* **AIM**:
Print verbatim every line starting at the one that contains "Extract the structured" and ending at the final line of the records; include both endpoints.

* **MATERIAL FOR THIS TASK**:

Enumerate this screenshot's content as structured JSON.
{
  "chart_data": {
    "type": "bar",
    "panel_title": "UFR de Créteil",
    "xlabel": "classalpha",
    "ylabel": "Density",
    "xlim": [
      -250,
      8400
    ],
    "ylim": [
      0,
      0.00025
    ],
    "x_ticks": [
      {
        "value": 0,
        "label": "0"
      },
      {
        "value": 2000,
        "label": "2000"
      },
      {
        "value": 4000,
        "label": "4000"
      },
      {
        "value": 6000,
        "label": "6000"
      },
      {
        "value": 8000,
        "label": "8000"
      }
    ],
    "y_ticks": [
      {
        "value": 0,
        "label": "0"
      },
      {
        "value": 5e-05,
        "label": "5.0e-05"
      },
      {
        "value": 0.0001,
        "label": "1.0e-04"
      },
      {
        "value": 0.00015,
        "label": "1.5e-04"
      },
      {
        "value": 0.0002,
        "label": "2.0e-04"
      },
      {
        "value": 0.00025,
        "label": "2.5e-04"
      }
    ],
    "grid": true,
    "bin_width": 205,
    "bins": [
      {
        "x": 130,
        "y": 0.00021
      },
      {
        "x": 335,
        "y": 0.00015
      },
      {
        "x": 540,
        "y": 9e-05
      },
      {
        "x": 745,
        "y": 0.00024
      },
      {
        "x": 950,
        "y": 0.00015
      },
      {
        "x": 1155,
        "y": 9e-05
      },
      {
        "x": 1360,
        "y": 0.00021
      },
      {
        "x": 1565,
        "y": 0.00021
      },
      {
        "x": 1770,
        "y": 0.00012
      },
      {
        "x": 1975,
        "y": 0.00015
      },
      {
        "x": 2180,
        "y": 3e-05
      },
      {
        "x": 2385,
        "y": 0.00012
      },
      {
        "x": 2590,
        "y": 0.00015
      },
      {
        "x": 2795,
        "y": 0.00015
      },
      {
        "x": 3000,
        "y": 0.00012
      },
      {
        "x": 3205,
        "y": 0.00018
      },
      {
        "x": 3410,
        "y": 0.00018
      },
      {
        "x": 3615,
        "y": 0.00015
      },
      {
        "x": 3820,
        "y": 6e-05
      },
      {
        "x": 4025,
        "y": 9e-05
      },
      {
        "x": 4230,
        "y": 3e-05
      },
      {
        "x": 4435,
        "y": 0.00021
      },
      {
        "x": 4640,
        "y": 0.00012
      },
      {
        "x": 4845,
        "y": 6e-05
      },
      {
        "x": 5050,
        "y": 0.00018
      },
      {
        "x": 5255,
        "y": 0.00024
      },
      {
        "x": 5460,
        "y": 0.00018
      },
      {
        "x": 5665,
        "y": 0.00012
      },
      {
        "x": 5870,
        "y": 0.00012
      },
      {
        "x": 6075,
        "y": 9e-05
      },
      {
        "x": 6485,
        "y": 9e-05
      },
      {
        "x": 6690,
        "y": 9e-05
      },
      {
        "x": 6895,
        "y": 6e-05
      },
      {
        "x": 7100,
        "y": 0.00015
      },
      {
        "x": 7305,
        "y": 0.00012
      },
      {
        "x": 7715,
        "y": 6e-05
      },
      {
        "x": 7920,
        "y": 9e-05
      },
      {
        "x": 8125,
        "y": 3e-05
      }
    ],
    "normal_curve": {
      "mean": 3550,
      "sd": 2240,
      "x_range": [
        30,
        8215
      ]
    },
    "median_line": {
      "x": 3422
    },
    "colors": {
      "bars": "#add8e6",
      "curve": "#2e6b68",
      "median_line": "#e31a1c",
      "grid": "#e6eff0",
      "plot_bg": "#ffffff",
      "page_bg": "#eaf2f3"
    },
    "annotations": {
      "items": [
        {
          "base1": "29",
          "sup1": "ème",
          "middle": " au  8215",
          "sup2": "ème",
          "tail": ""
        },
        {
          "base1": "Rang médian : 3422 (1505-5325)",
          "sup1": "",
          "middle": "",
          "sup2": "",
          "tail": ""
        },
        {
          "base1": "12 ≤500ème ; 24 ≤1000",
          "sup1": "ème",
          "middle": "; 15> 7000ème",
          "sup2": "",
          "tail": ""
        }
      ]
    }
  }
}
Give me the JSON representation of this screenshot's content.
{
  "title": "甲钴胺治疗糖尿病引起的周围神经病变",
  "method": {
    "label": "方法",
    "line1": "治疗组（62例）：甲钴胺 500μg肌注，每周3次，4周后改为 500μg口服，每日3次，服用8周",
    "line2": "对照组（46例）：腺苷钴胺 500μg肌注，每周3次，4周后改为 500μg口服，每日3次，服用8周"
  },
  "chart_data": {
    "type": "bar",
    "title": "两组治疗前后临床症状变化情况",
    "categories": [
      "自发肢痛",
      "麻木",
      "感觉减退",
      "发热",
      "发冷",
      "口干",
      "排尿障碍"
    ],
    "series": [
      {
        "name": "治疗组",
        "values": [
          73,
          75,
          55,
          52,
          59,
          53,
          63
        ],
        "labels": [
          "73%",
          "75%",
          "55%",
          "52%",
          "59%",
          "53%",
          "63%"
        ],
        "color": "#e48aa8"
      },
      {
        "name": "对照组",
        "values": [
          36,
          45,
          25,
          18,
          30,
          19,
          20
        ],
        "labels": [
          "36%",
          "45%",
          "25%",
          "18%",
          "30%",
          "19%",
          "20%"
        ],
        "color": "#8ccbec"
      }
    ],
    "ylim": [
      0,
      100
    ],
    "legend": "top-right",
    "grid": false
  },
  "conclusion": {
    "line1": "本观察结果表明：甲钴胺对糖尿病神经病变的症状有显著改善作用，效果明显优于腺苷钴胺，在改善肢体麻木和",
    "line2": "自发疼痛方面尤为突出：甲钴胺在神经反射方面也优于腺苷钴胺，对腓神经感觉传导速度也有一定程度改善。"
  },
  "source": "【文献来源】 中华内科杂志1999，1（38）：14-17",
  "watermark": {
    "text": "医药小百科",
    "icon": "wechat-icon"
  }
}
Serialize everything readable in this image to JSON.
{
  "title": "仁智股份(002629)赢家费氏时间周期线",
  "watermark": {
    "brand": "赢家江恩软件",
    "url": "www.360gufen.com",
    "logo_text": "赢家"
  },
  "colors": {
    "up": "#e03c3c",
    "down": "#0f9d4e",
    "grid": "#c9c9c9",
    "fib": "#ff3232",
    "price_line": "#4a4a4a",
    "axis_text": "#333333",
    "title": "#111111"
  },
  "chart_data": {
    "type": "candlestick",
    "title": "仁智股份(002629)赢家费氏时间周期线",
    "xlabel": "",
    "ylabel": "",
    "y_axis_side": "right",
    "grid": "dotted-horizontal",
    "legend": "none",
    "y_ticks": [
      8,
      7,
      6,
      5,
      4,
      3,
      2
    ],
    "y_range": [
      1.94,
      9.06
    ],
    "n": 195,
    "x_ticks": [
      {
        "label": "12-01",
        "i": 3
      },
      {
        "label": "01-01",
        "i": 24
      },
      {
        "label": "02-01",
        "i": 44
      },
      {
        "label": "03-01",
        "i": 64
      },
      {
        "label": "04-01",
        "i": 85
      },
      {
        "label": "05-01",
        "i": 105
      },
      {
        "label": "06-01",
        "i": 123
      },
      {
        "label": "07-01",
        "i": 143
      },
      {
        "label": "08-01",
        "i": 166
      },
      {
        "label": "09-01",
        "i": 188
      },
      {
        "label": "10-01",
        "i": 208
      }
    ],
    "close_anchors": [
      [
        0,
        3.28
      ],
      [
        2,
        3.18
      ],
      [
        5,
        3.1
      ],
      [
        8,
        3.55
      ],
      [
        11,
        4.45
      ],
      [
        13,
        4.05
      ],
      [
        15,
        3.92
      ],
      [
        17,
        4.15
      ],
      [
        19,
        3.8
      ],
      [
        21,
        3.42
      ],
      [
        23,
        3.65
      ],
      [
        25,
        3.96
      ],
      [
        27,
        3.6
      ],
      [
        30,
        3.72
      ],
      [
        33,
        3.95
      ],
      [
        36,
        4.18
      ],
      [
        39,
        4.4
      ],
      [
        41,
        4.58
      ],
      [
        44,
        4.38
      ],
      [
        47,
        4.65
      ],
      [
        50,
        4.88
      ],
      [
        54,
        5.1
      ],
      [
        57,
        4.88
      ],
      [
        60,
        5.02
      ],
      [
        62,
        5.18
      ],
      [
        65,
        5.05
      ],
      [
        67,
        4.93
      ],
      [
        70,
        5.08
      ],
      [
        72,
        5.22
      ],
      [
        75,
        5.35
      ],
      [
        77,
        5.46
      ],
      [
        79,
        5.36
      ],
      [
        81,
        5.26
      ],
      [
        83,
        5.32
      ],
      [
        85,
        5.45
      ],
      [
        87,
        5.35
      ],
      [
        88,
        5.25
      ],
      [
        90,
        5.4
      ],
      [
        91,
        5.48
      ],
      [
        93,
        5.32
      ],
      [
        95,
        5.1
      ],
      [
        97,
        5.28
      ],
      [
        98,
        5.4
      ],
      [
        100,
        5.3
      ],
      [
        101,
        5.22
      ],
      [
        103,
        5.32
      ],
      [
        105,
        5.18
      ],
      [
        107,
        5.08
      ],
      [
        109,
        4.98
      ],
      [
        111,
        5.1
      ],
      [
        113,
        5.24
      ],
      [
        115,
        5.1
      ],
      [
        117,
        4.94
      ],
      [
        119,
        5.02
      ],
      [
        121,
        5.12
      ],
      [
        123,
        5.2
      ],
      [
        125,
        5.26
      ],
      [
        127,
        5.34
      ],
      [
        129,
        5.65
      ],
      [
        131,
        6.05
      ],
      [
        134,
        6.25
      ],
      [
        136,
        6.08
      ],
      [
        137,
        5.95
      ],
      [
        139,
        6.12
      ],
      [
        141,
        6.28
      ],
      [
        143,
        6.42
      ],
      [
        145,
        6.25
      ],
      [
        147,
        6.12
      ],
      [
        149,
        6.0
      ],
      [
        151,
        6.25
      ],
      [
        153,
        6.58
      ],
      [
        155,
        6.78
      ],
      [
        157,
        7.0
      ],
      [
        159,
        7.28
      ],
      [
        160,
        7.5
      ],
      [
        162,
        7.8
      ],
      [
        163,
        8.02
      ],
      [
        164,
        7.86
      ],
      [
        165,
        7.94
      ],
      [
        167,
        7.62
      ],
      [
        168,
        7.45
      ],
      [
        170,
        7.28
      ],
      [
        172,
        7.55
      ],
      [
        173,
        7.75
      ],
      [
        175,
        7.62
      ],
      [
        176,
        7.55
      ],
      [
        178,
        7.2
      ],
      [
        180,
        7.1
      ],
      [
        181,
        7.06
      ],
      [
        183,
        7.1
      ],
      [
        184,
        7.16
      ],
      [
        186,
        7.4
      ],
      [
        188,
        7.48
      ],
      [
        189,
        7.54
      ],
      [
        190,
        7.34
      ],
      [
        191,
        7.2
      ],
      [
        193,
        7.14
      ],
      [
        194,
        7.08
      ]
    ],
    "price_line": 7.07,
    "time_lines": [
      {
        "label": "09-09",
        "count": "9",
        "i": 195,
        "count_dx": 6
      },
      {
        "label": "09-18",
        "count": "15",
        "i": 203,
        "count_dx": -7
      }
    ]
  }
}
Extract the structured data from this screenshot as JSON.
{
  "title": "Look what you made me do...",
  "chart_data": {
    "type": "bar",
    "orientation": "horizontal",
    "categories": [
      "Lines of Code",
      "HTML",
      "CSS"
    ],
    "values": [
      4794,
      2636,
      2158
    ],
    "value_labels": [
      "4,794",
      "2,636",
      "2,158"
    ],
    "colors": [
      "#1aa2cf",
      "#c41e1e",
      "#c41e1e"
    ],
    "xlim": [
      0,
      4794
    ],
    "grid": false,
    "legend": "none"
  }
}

* **SOLUTION**:
Extract the structured data from this screenshot as JSON.
{
  "title": "Look what you made me do...",
  "chart_data": {
    "type": "bar",
    "orientation": "horizontal",
    "categories": [
      "Lines of Code",
      "HTML",
      "CSS"
    ],
    "values": [
      4794,
      2636,
      2158
    ],
    "value_labels": [
      "4,794",
      "2,636",
      "2,158"
    ],
    "colors": [
      "#1aa2cf",
      "#c41e1e",
      "#c41e1e"
    ],
    "xlim": [
      0,
      4794
    ],
    "grid": false,
    "legend": "none"
  }
}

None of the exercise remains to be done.